─── Supplied data

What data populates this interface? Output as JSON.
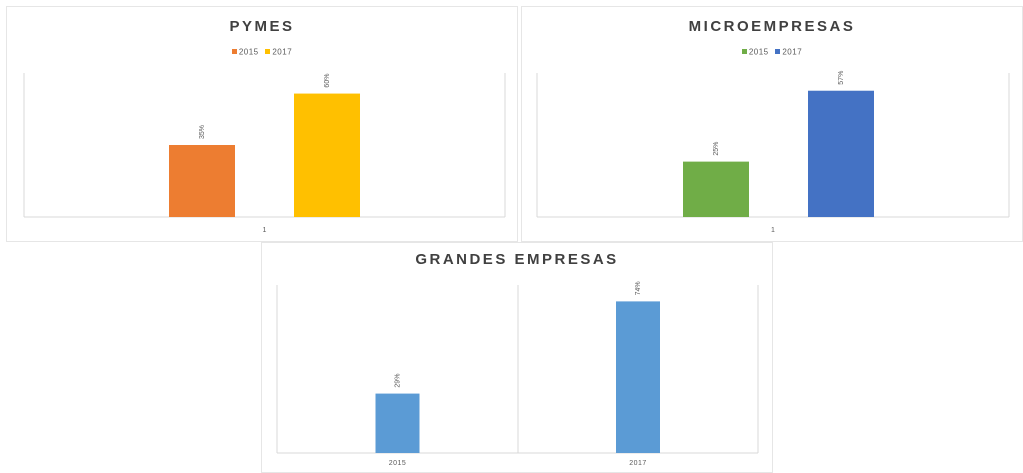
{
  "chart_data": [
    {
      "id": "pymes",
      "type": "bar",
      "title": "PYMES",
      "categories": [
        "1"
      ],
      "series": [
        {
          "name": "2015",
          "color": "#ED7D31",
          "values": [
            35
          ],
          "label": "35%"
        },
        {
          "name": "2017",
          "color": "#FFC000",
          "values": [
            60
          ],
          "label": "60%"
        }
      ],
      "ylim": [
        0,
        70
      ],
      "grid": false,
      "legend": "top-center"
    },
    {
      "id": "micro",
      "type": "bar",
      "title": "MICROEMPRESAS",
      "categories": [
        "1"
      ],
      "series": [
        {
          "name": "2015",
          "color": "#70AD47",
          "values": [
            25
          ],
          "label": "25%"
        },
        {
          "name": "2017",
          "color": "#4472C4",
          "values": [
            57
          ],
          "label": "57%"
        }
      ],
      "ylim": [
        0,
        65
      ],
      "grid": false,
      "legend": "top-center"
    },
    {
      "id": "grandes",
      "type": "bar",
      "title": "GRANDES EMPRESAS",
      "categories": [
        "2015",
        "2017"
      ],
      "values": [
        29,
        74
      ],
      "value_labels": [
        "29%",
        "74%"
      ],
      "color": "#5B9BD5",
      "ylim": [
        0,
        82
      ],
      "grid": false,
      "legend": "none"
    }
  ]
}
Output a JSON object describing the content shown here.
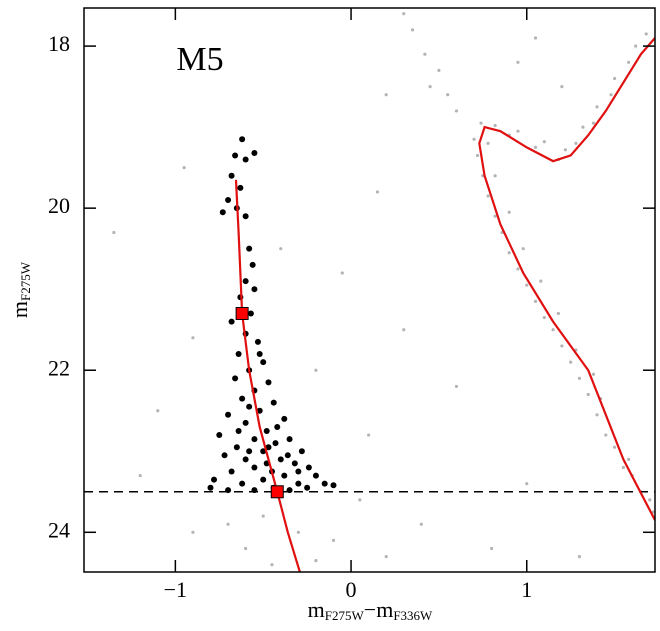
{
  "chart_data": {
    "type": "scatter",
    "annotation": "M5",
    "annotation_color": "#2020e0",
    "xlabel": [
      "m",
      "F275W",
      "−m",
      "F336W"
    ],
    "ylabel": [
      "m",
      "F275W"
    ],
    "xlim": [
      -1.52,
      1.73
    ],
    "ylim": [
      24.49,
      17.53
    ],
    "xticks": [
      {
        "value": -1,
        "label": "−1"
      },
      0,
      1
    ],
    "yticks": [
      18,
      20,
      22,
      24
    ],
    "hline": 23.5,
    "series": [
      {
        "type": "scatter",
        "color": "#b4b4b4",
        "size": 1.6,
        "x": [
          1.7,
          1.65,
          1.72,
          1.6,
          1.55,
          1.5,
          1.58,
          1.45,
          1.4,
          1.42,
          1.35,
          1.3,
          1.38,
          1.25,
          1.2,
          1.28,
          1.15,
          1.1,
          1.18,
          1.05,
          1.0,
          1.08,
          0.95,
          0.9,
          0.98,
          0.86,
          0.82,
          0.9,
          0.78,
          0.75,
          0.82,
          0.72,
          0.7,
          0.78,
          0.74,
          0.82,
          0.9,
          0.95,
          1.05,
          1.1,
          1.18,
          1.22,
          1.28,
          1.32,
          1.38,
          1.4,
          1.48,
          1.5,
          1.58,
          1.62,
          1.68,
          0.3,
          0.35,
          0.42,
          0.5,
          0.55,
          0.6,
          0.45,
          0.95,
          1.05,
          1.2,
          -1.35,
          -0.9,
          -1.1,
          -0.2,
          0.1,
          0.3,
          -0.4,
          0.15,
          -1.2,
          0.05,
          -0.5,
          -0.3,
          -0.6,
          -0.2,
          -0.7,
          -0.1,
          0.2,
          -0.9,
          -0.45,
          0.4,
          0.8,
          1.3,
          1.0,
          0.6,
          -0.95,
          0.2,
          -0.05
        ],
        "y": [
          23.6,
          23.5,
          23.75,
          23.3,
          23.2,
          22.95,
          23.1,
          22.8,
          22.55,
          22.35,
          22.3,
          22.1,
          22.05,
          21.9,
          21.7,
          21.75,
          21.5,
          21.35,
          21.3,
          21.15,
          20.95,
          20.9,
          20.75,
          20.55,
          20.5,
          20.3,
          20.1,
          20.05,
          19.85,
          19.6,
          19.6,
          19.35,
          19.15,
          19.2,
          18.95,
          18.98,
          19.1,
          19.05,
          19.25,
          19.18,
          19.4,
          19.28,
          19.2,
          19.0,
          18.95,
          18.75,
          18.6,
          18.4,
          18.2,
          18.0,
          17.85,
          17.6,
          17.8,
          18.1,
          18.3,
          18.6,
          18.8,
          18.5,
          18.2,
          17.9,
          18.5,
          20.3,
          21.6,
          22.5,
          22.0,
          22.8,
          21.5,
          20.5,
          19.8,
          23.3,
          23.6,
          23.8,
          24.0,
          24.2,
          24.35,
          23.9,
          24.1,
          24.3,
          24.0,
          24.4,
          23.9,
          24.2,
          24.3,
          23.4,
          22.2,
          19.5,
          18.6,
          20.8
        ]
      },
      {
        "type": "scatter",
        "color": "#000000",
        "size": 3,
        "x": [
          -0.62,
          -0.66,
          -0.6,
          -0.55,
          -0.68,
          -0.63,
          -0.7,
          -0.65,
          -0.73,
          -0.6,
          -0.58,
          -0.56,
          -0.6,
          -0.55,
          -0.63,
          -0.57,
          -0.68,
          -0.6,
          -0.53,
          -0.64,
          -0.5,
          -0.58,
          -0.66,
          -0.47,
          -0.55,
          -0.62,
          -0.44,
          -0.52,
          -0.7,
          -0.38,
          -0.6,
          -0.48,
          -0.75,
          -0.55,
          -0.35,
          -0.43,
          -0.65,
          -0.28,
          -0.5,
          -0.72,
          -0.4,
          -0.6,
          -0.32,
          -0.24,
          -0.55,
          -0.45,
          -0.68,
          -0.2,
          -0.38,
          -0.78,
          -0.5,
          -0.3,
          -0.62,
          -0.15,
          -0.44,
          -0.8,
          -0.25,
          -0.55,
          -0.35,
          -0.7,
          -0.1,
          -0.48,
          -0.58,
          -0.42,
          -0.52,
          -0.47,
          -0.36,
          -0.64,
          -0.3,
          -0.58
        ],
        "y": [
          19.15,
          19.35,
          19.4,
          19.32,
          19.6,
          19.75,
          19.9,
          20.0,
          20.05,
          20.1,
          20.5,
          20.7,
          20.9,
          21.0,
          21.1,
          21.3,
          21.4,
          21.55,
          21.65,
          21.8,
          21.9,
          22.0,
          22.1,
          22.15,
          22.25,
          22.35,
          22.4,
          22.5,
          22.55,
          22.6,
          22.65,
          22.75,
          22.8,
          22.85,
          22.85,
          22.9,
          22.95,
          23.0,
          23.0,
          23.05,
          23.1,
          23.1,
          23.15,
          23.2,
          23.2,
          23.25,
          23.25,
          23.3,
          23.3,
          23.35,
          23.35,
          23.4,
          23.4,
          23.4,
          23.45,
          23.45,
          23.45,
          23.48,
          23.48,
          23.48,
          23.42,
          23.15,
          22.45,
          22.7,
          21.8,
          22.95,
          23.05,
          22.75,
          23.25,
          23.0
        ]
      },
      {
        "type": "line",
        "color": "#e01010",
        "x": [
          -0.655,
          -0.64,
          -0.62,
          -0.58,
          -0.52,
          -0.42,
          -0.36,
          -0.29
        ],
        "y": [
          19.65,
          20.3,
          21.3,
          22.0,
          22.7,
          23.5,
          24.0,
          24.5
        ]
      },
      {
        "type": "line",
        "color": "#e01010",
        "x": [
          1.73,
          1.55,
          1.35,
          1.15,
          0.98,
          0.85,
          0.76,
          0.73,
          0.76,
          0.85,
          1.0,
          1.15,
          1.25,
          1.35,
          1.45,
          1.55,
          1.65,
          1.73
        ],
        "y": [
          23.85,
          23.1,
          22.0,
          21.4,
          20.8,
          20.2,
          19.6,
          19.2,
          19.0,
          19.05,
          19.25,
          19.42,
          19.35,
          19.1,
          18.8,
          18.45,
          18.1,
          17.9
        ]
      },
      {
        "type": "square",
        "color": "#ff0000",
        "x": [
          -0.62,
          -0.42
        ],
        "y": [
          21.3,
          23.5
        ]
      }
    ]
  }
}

──────
─── Supplied data

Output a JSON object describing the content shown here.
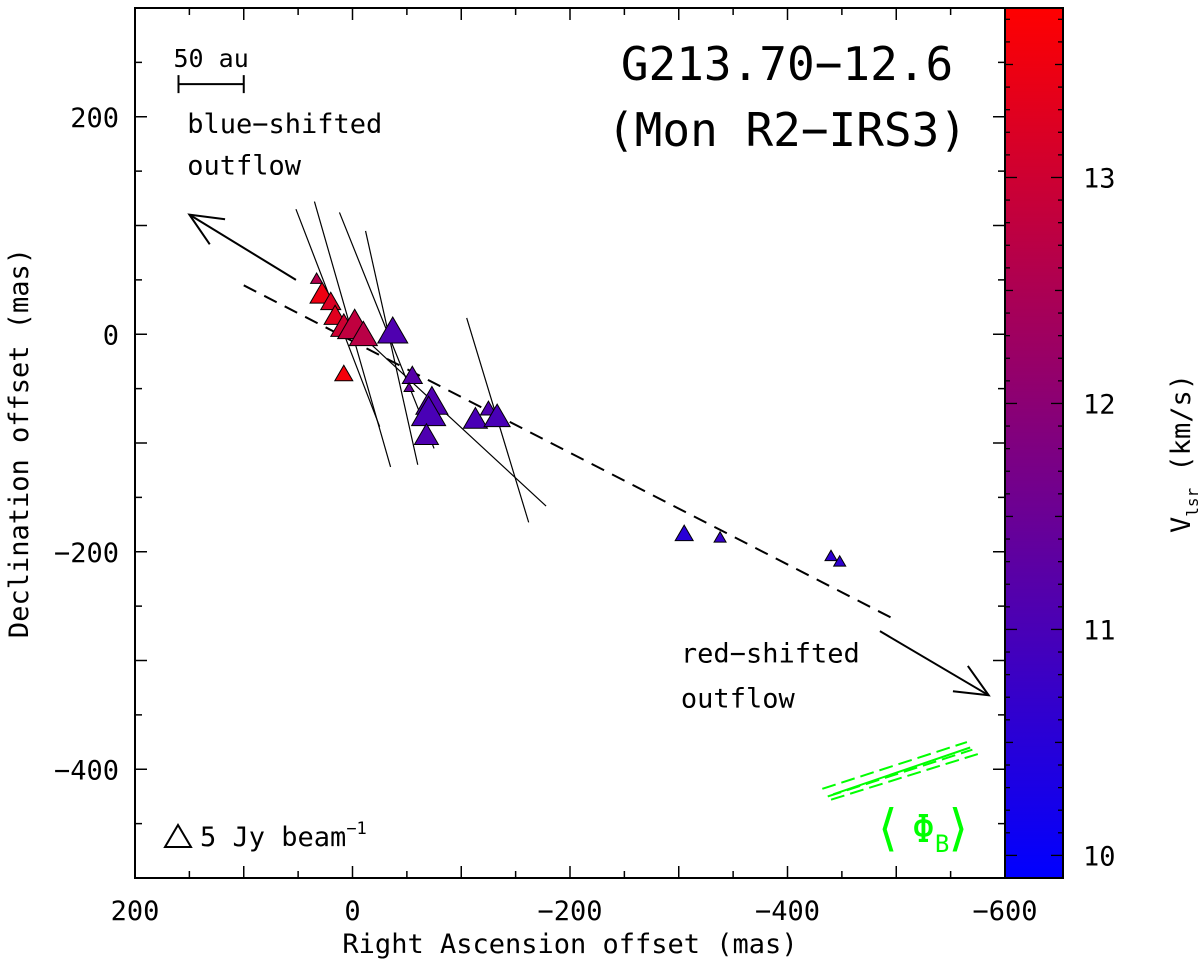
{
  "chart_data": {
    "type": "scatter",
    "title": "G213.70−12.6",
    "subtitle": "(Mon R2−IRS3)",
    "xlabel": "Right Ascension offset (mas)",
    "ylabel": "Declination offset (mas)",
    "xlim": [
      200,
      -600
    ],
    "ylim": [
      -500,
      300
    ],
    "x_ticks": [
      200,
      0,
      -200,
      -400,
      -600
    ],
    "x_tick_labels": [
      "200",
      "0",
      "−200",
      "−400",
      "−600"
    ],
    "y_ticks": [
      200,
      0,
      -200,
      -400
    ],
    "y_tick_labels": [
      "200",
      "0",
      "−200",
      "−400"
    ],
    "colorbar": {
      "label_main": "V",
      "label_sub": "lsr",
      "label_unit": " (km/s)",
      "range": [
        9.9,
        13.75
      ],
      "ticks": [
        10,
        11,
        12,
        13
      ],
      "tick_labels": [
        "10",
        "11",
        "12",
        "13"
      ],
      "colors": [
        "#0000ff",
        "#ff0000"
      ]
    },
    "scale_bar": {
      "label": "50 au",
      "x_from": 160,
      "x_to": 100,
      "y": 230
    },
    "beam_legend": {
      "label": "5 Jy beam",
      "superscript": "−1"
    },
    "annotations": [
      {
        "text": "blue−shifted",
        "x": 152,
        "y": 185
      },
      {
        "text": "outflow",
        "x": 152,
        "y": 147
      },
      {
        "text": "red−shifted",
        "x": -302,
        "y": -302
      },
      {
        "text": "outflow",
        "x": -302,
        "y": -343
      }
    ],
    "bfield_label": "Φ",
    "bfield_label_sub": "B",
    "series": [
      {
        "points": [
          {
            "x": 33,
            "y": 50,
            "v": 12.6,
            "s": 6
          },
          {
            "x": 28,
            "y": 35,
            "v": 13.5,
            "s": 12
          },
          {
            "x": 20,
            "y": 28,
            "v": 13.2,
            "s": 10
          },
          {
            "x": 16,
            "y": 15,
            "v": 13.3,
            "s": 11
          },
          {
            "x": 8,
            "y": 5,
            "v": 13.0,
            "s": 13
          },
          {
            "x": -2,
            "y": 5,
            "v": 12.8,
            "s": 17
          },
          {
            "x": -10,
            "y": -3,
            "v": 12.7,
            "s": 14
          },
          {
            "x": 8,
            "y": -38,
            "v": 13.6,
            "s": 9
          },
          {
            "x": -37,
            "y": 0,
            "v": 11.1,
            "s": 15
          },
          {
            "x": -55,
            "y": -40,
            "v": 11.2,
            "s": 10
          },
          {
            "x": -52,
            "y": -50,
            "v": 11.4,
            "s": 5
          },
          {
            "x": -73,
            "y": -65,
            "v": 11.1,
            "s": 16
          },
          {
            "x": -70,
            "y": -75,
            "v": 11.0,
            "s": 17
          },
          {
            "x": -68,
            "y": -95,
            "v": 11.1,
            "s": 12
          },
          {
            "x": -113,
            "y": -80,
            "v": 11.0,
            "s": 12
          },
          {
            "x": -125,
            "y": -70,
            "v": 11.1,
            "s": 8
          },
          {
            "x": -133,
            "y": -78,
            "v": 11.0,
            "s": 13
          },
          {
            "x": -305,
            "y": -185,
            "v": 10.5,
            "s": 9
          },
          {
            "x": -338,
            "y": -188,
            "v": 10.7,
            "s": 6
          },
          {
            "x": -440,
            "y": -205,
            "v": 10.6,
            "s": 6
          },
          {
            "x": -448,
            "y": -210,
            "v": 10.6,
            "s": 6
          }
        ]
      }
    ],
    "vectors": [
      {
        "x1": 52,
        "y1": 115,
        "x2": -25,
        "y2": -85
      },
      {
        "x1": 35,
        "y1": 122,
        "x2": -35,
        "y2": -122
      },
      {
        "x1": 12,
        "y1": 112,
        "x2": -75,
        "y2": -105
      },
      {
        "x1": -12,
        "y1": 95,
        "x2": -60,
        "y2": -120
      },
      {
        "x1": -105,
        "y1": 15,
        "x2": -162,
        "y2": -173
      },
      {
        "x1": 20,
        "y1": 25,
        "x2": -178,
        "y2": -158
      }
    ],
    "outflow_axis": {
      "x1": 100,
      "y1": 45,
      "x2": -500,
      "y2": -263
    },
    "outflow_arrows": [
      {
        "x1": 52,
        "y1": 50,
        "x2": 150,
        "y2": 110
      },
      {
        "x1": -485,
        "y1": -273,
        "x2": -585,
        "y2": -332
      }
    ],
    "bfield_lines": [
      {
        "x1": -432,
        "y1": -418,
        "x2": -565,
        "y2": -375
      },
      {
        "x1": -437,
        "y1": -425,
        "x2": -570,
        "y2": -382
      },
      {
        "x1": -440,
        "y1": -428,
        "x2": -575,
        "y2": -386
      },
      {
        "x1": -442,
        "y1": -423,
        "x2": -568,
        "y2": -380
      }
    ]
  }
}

──────

To do
Return each line where "ylabel" shows up.

Exercise output
    "ylabel": [
    "ylabel": "Declination offset (mas)",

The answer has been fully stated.